■ Problem details: Reproduce the listing from its first line through the line containing "- bar-black: [1602, 668, 1882, 773]", both included, with every character unchanged.
## BEGIN Material to process
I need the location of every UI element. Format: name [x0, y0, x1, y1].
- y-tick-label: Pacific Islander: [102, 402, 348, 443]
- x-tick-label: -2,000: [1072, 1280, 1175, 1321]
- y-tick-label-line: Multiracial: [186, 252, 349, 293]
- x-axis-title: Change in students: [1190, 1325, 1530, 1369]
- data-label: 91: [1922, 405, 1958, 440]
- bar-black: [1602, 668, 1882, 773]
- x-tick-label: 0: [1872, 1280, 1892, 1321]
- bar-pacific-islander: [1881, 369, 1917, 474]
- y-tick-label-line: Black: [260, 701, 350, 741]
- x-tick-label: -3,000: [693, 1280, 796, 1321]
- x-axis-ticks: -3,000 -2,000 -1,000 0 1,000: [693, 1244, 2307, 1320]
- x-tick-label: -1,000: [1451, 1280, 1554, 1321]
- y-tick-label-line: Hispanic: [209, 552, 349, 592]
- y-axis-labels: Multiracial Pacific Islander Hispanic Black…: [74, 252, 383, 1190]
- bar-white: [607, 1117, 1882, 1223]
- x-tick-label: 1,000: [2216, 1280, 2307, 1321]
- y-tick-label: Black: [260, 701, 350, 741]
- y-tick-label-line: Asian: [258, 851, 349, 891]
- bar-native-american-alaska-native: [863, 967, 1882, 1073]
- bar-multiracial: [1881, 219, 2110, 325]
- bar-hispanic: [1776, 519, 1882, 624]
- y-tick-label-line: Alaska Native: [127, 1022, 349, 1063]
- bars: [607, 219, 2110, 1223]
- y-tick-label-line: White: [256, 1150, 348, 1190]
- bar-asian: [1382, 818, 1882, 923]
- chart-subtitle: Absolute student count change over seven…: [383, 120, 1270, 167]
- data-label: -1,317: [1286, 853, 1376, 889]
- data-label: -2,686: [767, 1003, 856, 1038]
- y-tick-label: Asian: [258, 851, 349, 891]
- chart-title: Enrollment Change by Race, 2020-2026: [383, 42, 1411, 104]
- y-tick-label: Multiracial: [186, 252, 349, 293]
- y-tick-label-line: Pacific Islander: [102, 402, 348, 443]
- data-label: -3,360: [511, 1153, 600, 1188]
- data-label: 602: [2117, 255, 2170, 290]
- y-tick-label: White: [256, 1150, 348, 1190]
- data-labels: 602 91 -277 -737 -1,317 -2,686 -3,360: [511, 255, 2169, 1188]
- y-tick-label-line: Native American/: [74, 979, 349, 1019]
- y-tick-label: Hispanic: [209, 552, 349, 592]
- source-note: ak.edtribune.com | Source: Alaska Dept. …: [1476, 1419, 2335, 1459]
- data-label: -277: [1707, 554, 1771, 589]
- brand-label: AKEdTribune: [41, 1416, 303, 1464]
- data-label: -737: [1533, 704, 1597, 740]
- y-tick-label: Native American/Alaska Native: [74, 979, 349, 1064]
## END Material to process
■ Finished task:
I need the location of every UI element. Format: name [x0, y0, x1, y1].
- y-tick-label: Pacific Islander: [102, 402, 348, 443]
- x-tick-label: -2,000: [1072, 1280, 1175, 1321]
- y-tick-label-line: Multiracial: [186, 252, 349, 293]
- x-axis-title: Change in students: [1190, 1325, 1530, 1369]
- data-label: 91: [1922, 405, 1958, 440]
- bar-black: [1602, 668, 1882, 773]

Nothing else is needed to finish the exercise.